*OBJECTIVE*:
Please transcribe the data below exactly. Leave the pictures out.

-------

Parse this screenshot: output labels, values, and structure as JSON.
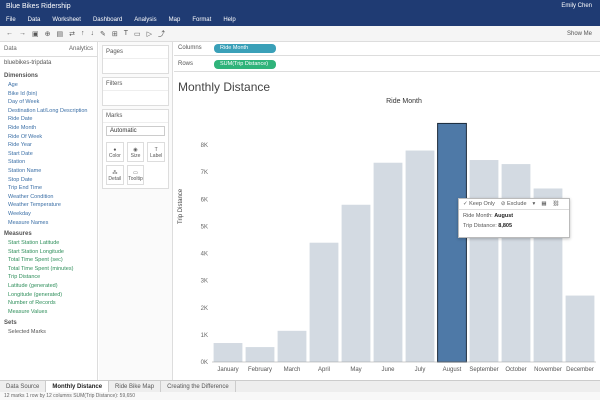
{
  "app": {
    "title": "Blue Bikes Ridership",
    "user": "Emily Chen"
  },
  "menu": [
    "File",
    "Data",
    "Worksheet",
    "Dashboard",
    "Analysis",
    "Map",
    "Format",
    "Help"
  ],
  "toolbar": {
    "show_me": "Show Me"
  },
  "data_pane": {
    "tab_data": "Data",
    "tab_analytics": "Analytics",
    "datasource": "bluebikes-tripdata",
    "dimensions_label": "Dimensions",
    "dimensions": [
      "Age",
      "Bike Id (bin)",
      "Day of Week",
      "Destination Lat/Long Description",
      "Ride Date",
      "Ride Month",
      "Ride Of Week",
      "Ride Year",
      "Start Date",
      "Station",
      "Station Name",
      "Stop Date",
      "Trip End Time",
      "Weather Condition",
      "Weather Temperature",
      "Weekday",
      "Measure Names"
    ],
    "measures_label": "Measures",
    "measures": [
      "Start Station Latitude",
      "Start Station Longitude",
      "Total Time Spent (sec)",
      "Total Time Spent (minutes)",
      "Trip Distance",
      "Latitude (generated)",
      "Longitude (generated)",
      "Number of Records",
      "Measure Values"
    ],
    "sets_label": "Sets",
    "sets": [
      "Selected Marks"
    ]
  },
  "shelves": {
    "pages": "Pages",
    "filters": "Filters",
    "marks": "Marks",
    "mark_type": "Automatic",
    "mark_buttons": [
      "Color",
      "Size",
      "Label",
      "Detail",
      "Tooltip"
    ],
    "columns_label": "Columns",
    "columns_pill": "Ride Month",
    "rows_label": "Rows",
    "rows_pill": "SUM(Trip Distance)"
  },
  "viz": {
    "title": "Monthly Distance"
  },
  "chart_data": {
    "type": "bar",
    "title": "Ride Month",
    "ylabel": "Trip Distance",
    "xlabel": "",
    "categories": [
      "January",
      "February",
      "March",
      "April",
      "May",
      "June",
      "July",
      "August",
      "September",
      "October",
      "November",
      "December"
    ],
    "values": [
      700,
      550,
      1150,
      4400,
      5800,
      7350,
      7800,
      8800,
      7450,
      7300,
      6400,
      2450
    ],
    "ylim": [
      0,
      9000
    ],
    "yticks": [
      0,
      1000,
      2000,
      3000,
      4000,
      5000,
      6000,
      7000,
      8000
    ],
    "ytick_labels": [
      "0K",
      "1K",
      "2K",
      "3K",
      "4K",
      "5K",
      "6K",
      "7K",
      "8K"
    ],
    "bar_color": "#d3dae2",
    "highlight_color": "#4e79a7",
    "highlight_index": 7,
    "grid": false
  },
  "tooltip": {
    "keep_only": "Keep Only",
    "exclude": "Exclude",
    "line1_label": "Ride Month:",
    "line1_value": "August",
    "line2_label": "Trip Distance:",
    "line2_value": "8,805"
  },
  "sheet_tabs": [
    "Data Source",
    "Monthly Distance",
    "Ride Bike Map",
    "Creating the Difference"
  ],
  "active_tab": 1,
  "status": "12 marks   1 row by 12 columns   SUM(Trip Distance): 59,650"
}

-------

*EXERCISE SOLUTION*:
Parse this screenshot: output labels, values, and structure as JSON.
{
  "app": {
    "title": "Blue Bikes Ridership",
    "user": "Emily Chen"
  },
  "menu": [
    "File",
    "Data",
    "Worksheet",
    "Dashboard",
    "Analysis",
    "Map",
    "Format",
    "Help"
  ],
  "toolbar": {
    "show_me": "Show Me"
  },
  "data_pane": {
    "tab_data": "Data",
    "tab_analytics": "Analytics",
    "datasource": "bluebikes-tripdata",
    "dimensions_label": "Dimensions",
    "dimensions": [
      "Age",
      "Bike Id (bin)",
      "Day of Week",
      "Destination Lat/Long Description",
      "Ride Date",
      "Ride Month",
      "Ride Of Week",
      "Ride Year",
      "Start Date",
      "Station",
      "Station Name",
      "Stop Date",
      "Trip End Time",
      "Weather Condition",
      "Weather Temperature",
      "Weekday",
      "Measure Names"
    ],
    "measures_label": "Measures",
    "measures": [
      "Start Station Latitude",
      "Start Station Longitude",
      "Total Time Spent (sec)",
      "Total Time Spent (minutes)",
      "Trip Distance",
      "Latitude (generated)",
      "Longitude (generated)",
      "Number of Records",
      "Measure Values"
    ],
    "sets_label": "Sets",
    "sets": [
      "Selected Marks"
    ]
  },
  "shelves": {
    "pages": "Pages",
    "filters": "Filters",
    "marks": "Marks",
    "mark_type": "Automatic",
    "mark_buttons": [
      "Color",
      "Size",
      "Label",
      "Detail",
      "Tooltip"
    ],
    "columns_label": "Columns",
    "columns_pill": "Ride Month",
    "rows_label": "Rows",
    "rows_pill": "SUM(Trip Distance)"
  },
  "viz": {
    "title": "Monthly Distance"
  },
  "chart_data": {
    "type": "bar",
    "title": "Ride Month",
    "ylabel": "Trip Distance",
    "xlabel": "",
    "categories": [
      "January",
      "February",
      "March",
      "April",
      "May",
      "June",
      "July",
      "August",
      "September",
      "October",
      "November",
      "December"
    ],
    "values": [
      700,
      550,
      1150,
      4400,
      5800,
      7350,
      7800,
      8800,
      7450,
      7300,
      6400,
      2450
    ],
    "ylim": [
      0,
      9000
    ],
    "yticks": [
      0,
      1000,
      2000,
      3000,
      4000,
      5000,
      6000,
      7000,
      8000
    ],
    "ytick_labels": [
      "0K",
      "1K",
      "2K",
      "3K",
      "4K",
      "5K",
      "6K",
      "7K",
      "8K"
    ],
    "bar_color": "#d3dae2",
    "highlight_color": "#4e79a7",
    "highlight_index": 7,
    "grid": false
  },
  "tooltip": {
    "keep_only": "Keep Only",
    "exclude": "Exclude",
    "line1_label": "Ride Month:",
    "line1_value": "August",
    "line2_label": "Trip Distance:",
    "line2_value": "8,805"
  },
  "sheet_tabs": [
    "Data Source",
    "Monthly Distance",
    "Ride Bike Map",
    "Creating the Difference"
  ],
  "active_tab": 1,
  "status": "12 marks   1 row by 12 columns   SUM(Trip Distance): 59,650"
}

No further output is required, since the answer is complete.